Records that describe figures
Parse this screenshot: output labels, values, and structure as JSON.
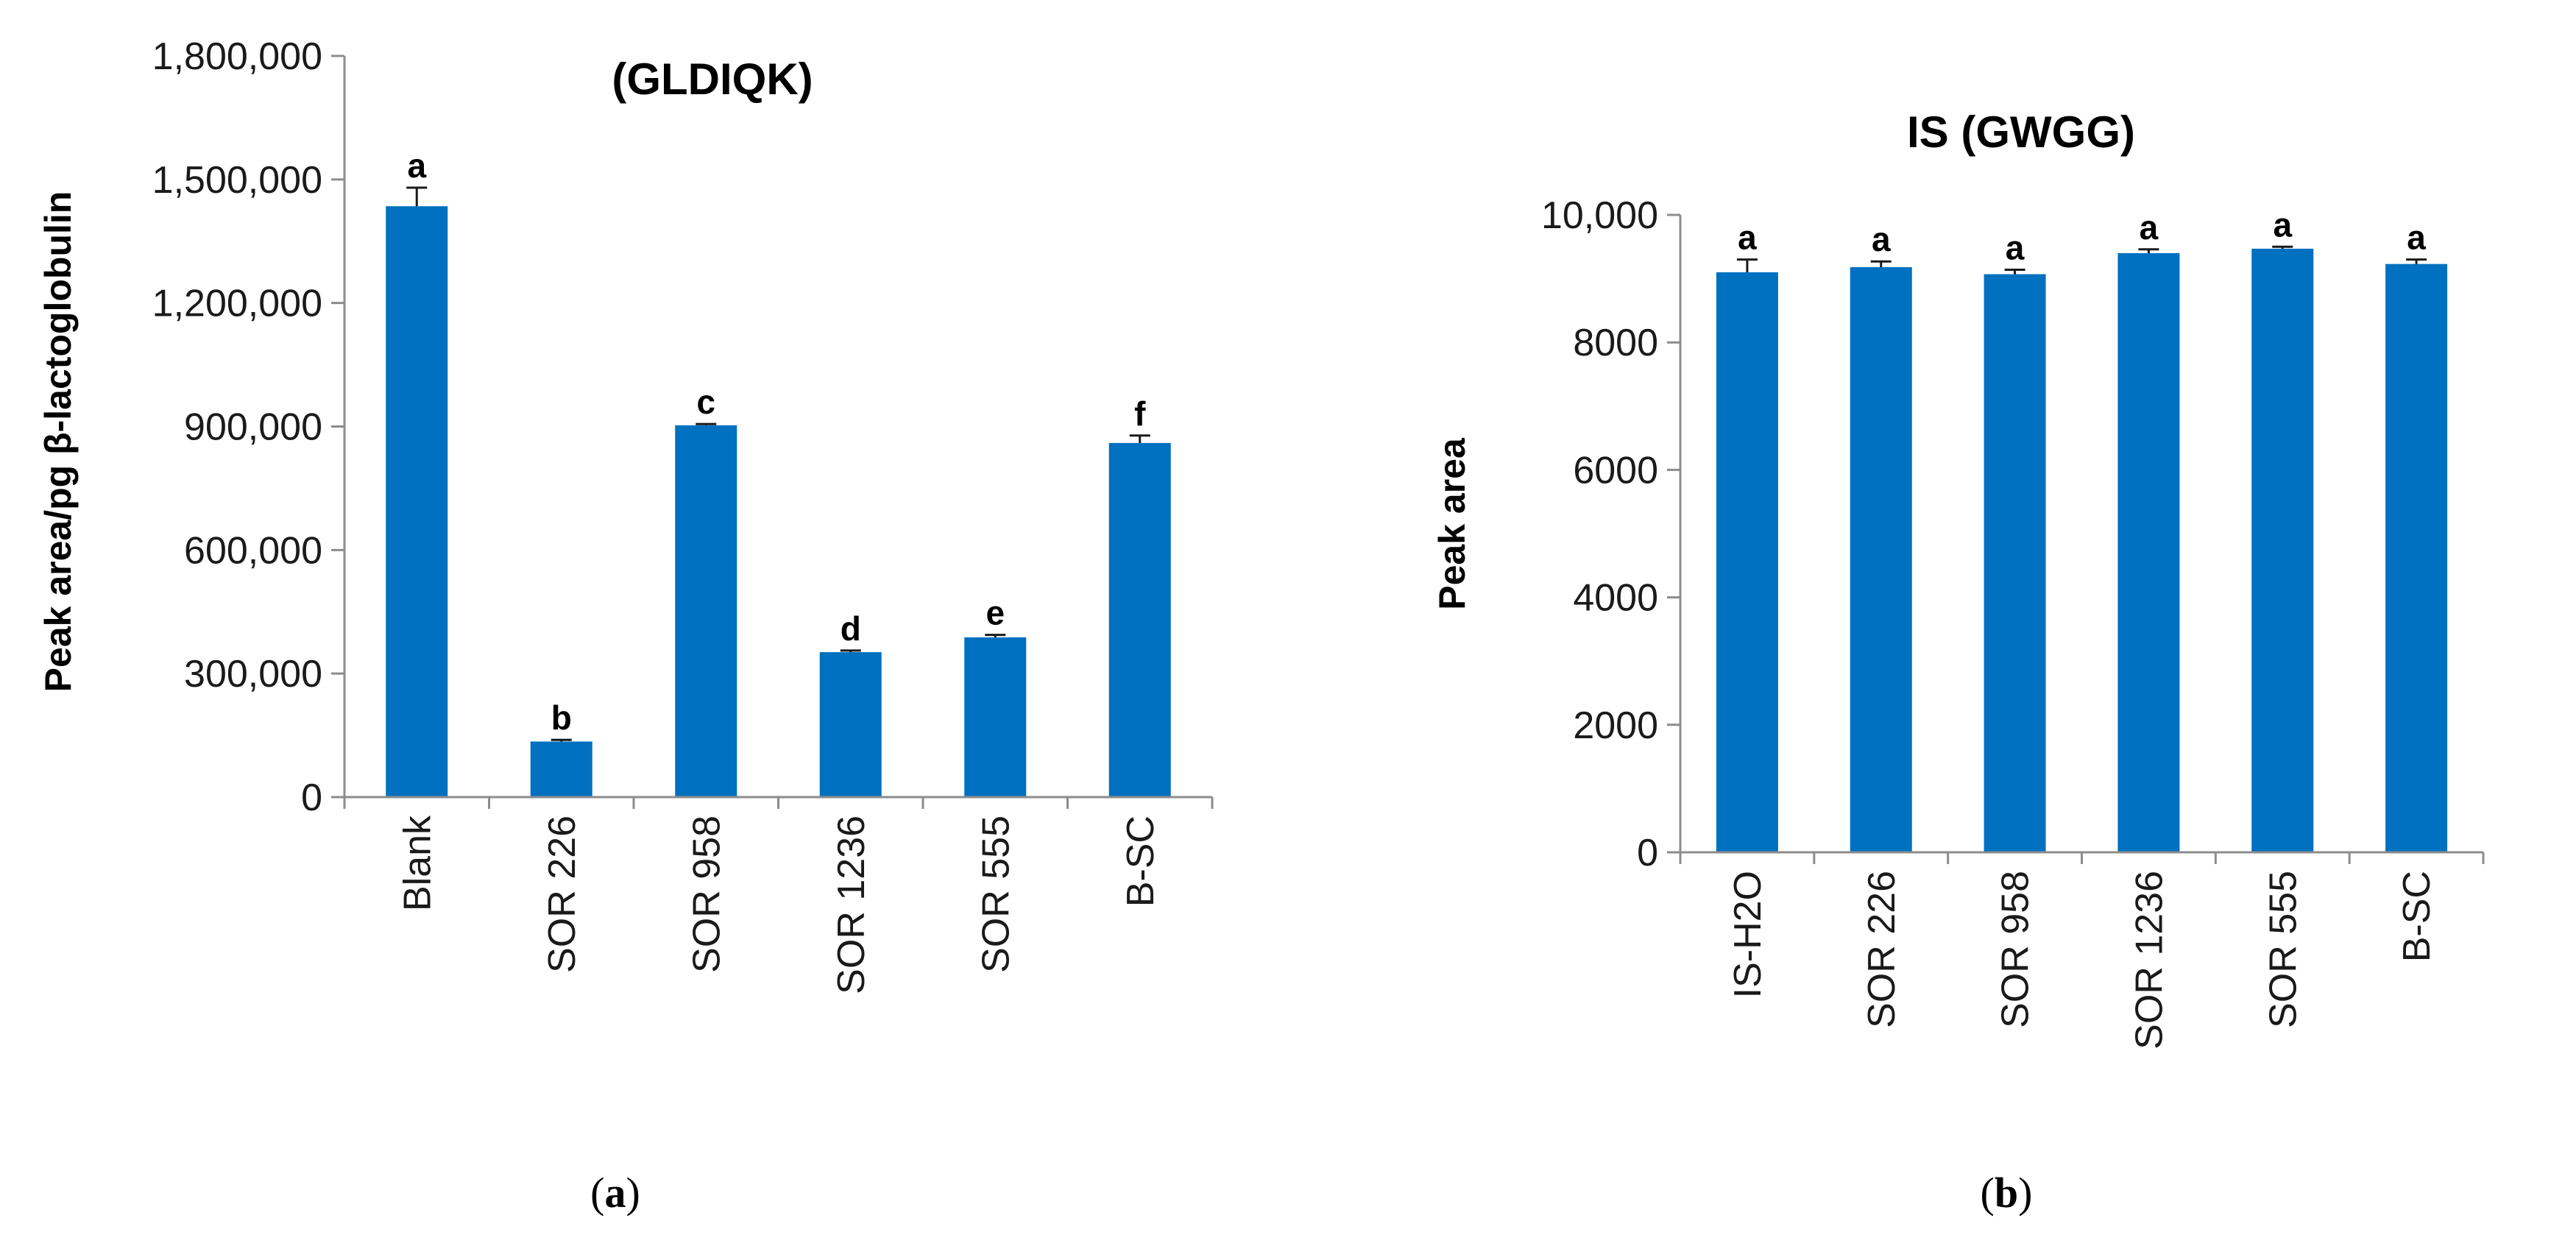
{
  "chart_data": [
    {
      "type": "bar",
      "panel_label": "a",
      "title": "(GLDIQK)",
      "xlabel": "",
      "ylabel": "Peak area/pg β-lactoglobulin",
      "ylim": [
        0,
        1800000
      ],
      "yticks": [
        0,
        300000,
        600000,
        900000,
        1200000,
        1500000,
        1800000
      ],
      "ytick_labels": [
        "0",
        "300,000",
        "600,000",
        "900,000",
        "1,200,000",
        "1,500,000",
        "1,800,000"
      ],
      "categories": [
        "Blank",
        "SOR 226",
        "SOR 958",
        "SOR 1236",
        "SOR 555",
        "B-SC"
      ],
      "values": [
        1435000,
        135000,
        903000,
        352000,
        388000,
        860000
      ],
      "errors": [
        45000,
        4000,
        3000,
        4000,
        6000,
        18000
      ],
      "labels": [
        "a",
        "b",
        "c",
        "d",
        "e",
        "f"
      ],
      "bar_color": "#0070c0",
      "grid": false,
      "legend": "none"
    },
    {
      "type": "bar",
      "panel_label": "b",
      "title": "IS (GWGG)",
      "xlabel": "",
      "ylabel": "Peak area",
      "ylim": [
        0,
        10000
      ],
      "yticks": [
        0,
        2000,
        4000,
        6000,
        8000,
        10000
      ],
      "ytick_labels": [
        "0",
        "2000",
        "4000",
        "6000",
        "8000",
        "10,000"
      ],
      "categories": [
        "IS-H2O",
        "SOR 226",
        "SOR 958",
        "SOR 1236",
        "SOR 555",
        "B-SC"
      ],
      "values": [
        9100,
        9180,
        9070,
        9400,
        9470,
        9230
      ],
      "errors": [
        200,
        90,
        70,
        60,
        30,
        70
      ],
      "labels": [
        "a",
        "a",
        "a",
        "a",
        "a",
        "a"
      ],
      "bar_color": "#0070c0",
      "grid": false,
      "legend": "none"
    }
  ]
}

==

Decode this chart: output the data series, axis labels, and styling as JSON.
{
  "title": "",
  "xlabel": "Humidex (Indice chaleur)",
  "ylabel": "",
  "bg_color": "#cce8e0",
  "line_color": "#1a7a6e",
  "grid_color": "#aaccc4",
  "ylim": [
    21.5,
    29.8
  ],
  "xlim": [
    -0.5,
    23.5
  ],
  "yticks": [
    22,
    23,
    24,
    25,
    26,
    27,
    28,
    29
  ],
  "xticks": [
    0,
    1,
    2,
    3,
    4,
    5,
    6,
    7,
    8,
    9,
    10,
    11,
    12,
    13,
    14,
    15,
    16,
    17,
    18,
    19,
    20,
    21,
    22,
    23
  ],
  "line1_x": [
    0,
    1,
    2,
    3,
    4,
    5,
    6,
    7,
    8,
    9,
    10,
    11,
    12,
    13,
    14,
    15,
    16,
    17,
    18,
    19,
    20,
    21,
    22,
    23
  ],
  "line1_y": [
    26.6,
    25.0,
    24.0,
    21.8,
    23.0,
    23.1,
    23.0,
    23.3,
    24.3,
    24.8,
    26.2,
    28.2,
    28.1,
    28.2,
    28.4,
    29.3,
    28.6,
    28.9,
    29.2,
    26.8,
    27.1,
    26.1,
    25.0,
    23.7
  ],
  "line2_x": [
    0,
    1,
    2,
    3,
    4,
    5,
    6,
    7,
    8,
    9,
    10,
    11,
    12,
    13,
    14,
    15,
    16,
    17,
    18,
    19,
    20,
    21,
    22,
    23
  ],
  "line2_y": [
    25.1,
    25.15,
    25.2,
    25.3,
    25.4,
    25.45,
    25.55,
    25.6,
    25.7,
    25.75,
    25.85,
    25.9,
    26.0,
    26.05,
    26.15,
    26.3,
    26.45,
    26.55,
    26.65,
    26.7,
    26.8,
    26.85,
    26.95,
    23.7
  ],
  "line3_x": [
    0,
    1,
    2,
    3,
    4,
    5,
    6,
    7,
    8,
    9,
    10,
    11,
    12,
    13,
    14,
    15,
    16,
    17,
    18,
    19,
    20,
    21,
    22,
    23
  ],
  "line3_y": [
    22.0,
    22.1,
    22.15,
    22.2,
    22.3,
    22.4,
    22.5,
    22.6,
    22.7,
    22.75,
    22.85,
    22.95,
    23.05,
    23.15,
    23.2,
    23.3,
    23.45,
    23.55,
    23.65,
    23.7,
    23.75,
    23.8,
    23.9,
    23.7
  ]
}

#### DIRECTIONS FOR THIS TASK:
Collect each line containing the string "area".

#### PROBLEM SOLUTION:
      "ylabel": "Peak area/pg β-lactoglobulin",
      "ylabel": "Peak area",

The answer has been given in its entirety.